• [GOAL]
Gather every line of the material below that contains the string "Business".

****

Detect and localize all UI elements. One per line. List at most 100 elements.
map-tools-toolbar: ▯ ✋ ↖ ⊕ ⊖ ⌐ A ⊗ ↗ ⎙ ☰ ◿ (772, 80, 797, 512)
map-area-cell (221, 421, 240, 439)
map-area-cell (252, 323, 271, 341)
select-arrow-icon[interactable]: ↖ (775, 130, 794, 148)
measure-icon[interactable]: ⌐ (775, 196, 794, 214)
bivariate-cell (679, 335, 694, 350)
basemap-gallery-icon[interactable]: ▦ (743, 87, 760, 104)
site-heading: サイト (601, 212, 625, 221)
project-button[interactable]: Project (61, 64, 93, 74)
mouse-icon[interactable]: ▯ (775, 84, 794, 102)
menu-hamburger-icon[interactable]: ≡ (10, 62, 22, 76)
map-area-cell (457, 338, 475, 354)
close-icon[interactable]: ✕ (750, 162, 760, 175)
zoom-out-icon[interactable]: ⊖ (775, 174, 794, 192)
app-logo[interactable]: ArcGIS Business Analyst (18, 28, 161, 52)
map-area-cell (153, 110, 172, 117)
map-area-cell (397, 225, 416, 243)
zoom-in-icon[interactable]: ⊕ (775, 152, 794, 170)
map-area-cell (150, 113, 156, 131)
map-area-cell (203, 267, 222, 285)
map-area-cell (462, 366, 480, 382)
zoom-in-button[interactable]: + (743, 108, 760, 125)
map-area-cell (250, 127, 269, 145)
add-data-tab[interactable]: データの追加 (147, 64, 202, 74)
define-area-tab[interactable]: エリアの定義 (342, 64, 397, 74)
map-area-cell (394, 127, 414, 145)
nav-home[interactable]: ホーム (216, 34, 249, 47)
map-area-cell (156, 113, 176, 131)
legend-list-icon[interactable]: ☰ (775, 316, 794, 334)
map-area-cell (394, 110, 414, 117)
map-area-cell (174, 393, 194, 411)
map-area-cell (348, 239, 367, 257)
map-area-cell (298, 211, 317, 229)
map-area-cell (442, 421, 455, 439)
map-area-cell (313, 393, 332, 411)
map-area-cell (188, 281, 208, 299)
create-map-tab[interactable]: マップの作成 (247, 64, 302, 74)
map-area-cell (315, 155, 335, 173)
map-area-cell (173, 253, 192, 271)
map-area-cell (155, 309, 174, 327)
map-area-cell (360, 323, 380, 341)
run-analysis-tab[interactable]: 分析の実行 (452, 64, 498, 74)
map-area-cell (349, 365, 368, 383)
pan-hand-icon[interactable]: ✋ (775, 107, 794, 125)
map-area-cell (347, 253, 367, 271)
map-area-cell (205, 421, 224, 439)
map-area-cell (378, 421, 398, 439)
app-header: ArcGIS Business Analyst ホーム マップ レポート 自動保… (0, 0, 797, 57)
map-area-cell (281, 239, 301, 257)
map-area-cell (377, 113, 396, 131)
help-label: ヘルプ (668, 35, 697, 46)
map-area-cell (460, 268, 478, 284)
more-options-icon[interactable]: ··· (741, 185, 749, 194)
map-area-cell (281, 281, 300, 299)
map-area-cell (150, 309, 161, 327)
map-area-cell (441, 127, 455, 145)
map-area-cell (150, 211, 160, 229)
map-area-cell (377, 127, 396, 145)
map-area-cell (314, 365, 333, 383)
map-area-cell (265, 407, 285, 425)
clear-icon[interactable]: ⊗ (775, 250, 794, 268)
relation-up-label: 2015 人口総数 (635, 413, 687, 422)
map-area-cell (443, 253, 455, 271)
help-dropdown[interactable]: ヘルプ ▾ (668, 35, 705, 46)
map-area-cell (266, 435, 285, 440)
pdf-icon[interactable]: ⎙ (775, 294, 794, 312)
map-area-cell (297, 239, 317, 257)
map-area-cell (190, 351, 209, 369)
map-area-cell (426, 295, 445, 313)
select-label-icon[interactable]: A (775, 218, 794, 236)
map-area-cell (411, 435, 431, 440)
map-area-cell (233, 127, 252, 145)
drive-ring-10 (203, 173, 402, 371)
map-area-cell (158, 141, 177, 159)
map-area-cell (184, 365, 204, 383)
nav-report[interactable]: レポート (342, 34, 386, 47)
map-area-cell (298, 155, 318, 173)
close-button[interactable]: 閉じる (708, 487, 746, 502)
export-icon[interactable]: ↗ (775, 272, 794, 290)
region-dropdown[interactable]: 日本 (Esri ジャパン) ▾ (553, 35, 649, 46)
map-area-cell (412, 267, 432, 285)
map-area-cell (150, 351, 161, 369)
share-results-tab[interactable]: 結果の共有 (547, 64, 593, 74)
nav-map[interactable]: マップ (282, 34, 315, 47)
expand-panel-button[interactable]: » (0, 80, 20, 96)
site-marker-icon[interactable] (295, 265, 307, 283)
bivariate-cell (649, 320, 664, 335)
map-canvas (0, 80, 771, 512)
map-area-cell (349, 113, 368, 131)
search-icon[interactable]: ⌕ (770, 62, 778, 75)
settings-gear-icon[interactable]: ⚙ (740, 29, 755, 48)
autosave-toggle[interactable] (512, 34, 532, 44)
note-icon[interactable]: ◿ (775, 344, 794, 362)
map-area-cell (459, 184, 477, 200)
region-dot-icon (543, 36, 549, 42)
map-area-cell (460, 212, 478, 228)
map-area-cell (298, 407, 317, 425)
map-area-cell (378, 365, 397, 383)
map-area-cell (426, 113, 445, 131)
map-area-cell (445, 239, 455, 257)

****

• [COMPLETE ANSWER]
app-logo[interactable]: ArcGIS Business Analyst (18, 28, 161, 52)
app-header: ArcGIS Business Analyst ホーム マップ レポート 自動保… (0, 0, 797, 57)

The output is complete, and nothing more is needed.